*Instructions to follow:*
Present every line in which the string "text" appears.

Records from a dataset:
====
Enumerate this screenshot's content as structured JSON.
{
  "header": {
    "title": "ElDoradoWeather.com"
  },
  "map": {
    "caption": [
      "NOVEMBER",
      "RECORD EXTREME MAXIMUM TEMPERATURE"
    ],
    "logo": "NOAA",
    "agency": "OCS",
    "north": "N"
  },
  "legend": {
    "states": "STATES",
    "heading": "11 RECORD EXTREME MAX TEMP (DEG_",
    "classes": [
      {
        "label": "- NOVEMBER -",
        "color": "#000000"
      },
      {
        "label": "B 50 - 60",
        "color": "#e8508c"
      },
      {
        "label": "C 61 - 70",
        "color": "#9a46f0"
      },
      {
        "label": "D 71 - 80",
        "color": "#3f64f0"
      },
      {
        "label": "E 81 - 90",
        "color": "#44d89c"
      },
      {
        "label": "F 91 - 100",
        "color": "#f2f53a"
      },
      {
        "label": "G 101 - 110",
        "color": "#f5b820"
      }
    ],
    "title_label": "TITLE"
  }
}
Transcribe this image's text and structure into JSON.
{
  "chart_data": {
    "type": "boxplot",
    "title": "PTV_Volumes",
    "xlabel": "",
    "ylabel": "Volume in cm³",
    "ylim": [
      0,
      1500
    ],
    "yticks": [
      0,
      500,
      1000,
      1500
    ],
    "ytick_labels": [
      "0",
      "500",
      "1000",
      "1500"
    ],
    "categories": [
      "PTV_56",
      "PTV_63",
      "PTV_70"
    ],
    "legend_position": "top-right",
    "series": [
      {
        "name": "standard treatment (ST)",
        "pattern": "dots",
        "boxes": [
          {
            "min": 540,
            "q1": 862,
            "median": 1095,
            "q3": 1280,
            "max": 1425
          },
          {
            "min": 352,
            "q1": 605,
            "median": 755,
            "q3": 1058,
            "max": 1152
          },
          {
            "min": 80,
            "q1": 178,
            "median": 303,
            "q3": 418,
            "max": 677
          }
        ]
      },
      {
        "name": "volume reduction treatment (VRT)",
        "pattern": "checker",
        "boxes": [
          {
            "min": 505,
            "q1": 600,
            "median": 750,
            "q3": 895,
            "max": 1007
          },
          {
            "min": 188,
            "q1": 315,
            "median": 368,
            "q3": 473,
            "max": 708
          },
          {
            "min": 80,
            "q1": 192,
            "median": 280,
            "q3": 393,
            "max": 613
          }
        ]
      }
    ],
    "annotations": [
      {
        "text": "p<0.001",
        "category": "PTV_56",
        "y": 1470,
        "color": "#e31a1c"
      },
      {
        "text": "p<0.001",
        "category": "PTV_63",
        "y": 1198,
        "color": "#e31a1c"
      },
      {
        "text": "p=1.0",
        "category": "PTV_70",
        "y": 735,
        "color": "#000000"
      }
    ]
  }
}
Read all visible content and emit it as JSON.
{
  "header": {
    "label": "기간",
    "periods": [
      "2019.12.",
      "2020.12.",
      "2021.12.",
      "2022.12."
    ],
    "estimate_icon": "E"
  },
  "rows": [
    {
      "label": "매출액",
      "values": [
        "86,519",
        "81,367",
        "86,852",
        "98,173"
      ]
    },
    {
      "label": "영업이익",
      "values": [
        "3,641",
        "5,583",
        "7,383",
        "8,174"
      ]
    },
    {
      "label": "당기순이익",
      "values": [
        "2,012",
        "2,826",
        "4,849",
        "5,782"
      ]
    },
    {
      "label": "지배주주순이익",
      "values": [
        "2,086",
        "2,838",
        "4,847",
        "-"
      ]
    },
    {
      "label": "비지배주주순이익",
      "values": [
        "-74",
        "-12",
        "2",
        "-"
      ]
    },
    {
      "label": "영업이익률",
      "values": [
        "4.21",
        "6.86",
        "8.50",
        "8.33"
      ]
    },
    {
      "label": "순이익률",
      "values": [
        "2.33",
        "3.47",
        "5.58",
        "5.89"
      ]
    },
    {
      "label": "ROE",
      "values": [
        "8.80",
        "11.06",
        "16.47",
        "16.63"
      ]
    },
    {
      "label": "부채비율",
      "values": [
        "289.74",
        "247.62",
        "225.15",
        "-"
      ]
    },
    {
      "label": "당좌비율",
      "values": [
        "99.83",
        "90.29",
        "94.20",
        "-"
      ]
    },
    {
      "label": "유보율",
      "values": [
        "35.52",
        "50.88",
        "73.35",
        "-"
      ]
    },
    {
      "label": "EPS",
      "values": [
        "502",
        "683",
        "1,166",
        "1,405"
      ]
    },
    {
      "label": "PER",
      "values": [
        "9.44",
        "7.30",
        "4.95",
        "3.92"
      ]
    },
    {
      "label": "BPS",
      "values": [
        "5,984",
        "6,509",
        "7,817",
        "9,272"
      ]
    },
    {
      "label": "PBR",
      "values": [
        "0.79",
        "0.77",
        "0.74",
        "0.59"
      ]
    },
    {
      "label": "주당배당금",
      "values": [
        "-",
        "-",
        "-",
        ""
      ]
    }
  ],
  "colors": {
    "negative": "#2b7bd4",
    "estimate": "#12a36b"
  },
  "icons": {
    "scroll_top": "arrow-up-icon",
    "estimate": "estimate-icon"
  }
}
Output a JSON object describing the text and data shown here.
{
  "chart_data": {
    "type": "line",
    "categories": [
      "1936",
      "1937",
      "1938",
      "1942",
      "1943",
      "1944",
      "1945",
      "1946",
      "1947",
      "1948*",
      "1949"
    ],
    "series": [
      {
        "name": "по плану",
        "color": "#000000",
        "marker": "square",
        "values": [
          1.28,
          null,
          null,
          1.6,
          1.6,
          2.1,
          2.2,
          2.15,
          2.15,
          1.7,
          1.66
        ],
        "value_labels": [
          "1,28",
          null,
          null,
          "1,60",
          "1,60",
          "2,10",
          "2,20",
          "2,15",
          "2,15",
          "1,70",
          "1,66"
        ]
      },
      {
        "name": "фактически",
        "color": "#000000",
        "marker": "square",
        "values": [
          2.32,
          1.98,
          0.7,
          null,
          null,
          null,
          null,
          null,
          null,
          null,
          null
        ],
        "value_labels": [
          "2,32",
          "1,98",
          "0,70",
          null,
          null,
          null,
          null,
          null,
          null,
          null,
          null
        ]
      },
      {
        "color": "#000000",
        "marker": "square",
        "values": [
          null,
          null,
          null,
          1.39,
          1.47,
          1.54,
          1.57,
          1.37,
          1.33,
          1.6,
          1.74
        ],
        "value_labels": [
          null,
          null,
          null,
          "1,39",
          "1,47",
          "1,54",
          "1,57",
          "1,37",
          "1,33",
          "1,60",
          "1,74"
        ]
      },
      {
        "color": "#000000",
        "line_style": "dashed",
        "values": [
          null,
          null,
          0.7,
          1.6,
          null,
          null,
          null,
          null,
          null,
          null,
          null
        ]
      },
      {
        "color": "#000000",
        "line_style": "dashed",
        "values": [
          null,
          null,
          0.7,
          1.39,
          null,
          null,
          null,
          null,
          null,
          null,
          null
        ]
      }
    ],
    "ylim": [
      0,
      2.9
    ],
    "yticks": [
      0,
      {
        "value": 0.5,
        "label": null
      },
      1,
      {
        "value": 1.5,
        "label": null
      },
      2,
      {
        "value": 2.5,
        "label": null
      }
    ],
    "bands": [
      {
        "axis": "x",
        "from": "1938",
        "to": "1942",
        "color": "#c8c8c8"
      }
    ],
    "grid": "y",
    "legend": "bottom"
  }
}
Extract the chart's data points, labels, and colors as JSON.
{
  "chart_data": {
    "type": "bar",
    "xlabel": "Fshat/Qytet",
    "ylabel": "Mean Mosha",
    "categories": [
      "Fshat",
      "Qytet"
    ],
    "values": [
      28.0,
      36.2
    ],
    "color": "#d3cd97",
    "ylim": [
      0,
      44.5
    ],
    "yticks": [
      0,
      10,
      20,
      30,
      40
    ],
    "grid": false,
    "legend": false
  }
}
====
*Written solution:*
Transcribe this image's text and structure into JSON.
        "text": "p<0.001",
        "text": "p<0.001",
        "text": "p=1.0",
Output a JSON object describing the text and data shown here.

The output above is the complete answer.